__Recorded data__
%%
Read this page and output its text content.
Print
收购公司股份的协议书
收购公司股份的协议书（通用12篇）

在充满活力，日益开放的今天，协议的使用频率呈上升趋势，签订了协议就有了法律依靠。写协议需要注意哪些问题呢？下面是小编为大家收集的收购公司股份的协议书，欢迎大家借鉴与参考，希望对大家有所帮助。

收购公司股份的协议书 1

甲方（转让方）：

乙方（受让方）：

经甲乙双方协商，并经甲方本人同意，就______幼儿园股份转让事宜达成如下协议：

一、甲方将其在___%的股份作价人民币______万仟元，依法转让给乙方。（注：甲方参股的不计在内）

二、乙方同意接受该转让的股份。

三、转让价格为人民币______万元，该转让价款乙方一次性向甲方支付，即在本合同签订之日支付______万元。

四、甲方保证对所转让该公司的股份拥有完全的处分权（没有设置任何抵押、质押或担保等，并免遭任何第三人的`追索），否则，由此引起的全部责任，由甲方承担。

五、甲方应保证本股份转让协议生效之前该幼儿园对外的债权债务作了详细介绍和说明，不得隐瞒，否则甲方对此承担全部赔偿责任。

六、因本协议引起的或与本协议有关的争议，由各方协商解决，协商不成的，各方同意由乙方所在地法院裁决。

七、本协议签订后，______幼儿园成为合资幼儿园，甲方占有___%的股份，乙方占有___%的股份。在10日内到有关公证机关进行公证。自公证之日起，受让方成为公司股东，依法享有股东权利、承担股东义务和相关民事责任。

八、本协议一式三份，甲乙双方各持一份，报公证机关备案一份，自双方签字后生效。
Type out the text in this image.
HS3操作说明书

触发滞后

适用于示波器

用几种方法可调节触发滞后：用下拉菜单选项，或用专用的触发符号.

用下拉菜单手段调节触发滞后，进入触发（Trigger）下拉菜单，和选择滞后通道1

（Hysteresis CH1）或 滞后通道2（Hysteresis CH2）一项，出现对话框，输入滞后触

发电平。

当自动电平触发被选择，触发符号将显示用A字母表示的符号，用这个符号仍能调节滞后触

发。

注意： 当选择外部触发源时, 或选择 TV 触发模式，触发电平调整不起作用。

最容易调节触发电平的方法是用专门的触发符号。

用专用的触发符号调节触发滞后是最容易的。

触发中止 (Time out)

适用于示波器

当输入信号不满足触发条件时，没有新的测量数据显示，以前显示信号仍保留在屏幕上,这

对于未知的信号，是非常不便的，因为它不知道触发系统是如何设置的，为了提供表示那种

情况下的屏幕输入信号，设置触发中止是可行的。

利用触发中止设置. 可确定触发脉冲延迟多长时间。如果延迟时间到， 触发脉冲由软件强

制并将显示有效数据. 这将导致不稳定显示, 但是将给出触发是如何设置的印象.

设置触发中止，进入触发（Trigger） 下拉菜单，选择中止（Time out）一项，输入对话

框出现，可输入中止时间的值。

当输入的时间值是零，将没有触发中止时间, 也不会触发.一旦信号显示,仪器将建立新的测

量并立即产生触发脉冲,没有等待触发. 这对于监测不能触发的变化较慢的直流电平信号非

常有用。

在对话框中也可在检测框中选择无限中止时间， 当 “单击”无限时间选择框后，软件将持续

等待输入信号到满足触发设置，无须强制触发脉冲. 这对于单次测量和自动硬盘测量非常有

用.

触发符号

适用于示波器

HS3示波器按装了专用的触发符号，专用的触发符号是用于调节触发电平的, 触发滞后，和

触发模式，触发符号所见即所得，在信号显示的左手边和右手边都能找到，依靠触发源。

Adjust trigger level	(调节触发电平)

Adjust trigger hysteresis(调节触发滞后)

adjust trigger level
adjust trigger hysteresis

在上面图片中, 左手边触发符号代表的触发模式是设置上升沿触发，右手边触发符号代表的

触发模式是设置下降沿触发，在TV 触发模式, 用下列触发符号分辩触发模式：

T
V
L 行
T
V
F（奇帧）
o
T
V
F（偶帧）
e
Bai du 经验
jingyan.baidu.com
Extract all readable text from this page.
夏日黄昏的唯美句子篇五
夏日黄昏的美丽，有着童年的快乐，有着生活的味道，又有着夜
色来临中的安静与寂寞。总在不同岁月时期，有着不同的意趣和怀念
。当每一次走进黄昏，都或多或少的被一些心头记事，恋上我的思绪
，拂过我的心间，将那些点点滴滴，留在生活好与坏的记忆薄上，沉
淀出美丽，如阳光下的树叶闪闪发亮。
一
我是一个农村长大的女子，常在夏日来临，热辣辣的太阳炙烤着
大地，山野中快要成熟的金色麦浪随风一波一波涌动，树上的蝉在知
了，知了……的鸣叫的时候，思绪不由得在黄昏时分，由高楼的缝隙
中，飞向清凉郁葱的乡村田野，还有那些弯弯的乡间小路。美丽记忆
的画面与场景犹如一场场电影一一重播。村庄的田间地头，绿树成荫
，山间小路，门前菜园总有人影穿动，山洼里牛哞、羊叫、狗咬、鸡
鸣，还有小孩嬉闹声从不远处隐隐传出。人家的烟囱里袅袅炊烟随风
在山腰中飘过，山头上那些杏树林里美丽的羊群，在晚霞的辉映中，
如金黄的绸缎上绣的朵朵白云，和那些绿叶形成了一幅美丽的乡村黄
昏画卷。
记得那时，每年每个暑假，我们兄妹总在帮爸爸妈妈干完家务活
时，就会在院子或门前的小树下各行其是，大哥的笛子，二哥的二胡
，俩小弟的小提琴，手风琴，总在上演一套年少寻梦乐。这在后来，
%%
__Written problem__
Write an exact transcription of every entry above.

__Exercise solution__
Read this page and output its text content.
Print
收购公司股份的协议书
收购公司股份的协议书（通用12篇）

在充满活力，日益开放的今天，协议的使用频率呈上升趋势，签订了协议就有了法律依靠。写协议需要注意哪些问题呢？下面是小编为大家收集的收购公司股份的协议书，欢迎大家借鉴与参考，希望对大家有所帮助。

收购公司股份的协议书 1

甲方（转让方）：

乙方（受让方）：

经甲乙双方协商，并经甲方本人同意，就______幼儿园股份转让事宜达成如下协议：

一、甲方将其在___%的股份作价人民币______万仟元，依法转让给乙方。（注：甲方参股的不计在内）

二、乙方同意接受该转让的股份。

三、转让价格为人民币______万元，该转让价款乙方一次性向甲方支付，即在本合同签订之日支付______万元。

四、甲方保证对所转让该公司的股份拥有完全的处分权（没有设置任何抵押、质押或担保等，并免遭任何第三人的`追索），否则，由此引起的全部责任，由甲方承担。

五、甲方应保证本股份转让协议生效之前该幼儿园对外的债权债务作了详细介绍和说明，不得隐瞒，否则甲方对此承担全部赔偿责任。

六、因本协议引起的或与本协议有关的争议，由各方协商解决，协商不成的，各方同意由乙方所在地法院裁决。

七、本协议签订后，______幼儿园成为合资幼儿园，甲方占有___%的股份，乙方占有___%的股份。在10日内到有关公证机关进行公证。自公证之日起，受让方成为公司股东，依法享有股东权利、承担股东义务和相关民事责任。

八、本协议一式三份，甲乙双方各持一份，报公证机关备案一份，自双方签字后生效。
Type out the text in this image.
HS3操作说明书

触发滞后

适用于示波器

用几种方法可调节触发滞后：用下拉菜单选项，或用专用的触发符号.

用下拉菜单手段调节触发滞后，进入触发（Trigger）下拉菜单，和选择滞后通道1

（Hysteresis CH1）或 滞后通道2（Hysteresis CH2）一项，出现对话框，输入滞后触

发电平。

当自动电平触发被选择，触发符号将显示用A字母表示的符号，用这个符号仍能调节滞后触

发。

注意： 当选择外部触发源时, 或选择 TV 触发模式，触发电平调整不起作用。

最容易调节触发电平的方法是用专门的触发符号。

用专用的触发符号调节触发滞后是最容易的。

触发中止 (Time out)

适用于示波器

当输入信号不满足触发条件时，没有新的测量数据显示，以前显示信号仍保留在屏幕上,这

对于未知的信号，是非常不便的，因为它不知道触发系统是如何设置的，为了提供表示那种

情况下的屏幕输入信号，设置触发中止是可行的。

利用触发中止设置. 可确定触发脉冲延迟多长时间。如果延迟时间到， 触发脉冲由软件强

制并将显示有效数据. 这将导致不稳定显示, 但是将给出触发是如何设置的印象.

设置触发中止，进入触发（Trigger） 下拉菜单，选择中止（Time out）一项，输入对话

框出现，可输入中止时间的值。

当输入的时间值是零，将没有触发中止时间, 也不会触发.一旦信号显示,仪器将建立新的测

量并立即产生触发脉冲,没有等待触发. 这对于监测不能触发的变化较慢的直流电平信号非

常有用。

在对话框中也可在检测框中选择无限中止时间， 当 “单击”无限时间选择框后，软件将持续

等待输入信号到满足触发设置，无须强制触发脉冲. 这对于单次测量和自动硬盘测量非常有

用.

触发符号

适用于示波器

HS3示波器按装了专用的触发符号，专用的触发符号是用于调节触发电平的, 触发滞后，和

触发模式，触发符号所见即所得，在信号显示的左手边和右手边都能找到，依靠触发源。

Adjust trigger level	(调节触发电平)

Adjust trigger hysteresis(调节触发滞后)

adjust trigger level
adjust trigger hysteresis

在上面图片中, 左手边触发符号代表的触发模式是设置上升沿触发，右手边触发符号代表的

触发模式是设置下降沿触发，在TV 触发模式, 用下列触发符号分辩触发模式：

T
V
L 行
T
V
F（奇帧）
o
T
V
F（偶帧）
e
Bai du 经验
jingyan.baidu.com
Extract all readable text from this page.
夏日黄昏的唯美句子篇五
夏日黄昏的美丽，有着童年的快乐，有着生活的味道，又有着夜
色来临中的安静与寂寞。总在不同岁月时期，有着不同的意趣和怀念
。当每一次走进黄昏，都或多或少的被一些心头记事，恋上我的思绪
，拂过我的心间，将那些点点滴滴，留在生活好与坏的记忆薄上，沉
淀出美丽，如阳光下的树叶闪闪发亮。
一
我是一个农村长大的女子，常在夏日来临，热辣辣的太阳炙烤着
大地，山野中快要成熟的金色麦浪随风一波一波涌动，树上的蝉在知
了，知了……的鸣叫的时候，思绪不由得在黄昏时分，由高楼的缝隙
中，飞向清凉郁葱的乡村田野，还有那些弯弯的乡间小路。美丽记忆
的画面与场景犹如一场场电影一一重播。村庄的田间地头，绿树成荫
，山间小路，门前菜园总有人影穿动，山洼里牛哞、羊叫、狗咬、鸡
鸣，还有小孩嬉闹声从不远处隐隐传出。人家的烟囱里袅袅炊烟随风
在山腰中飘过，山头上那些杏树林里美丽的羊群，在晚霞的辉映中，
如金黄的绸缎上绣的朵朵白云，和那些绿叶形成了一幅美丽的乡村黄
昏画卷。
记得那时，每年每个暑假，我们兄妹总在帮爸爸妈妈干完家务活
时，就会在院子或门前的小树下各行其是，大哥的笛子，二哥的二胡
，俩小弟的小提琴，手风琴，总在上演一套年少寻梦乐。这在后来，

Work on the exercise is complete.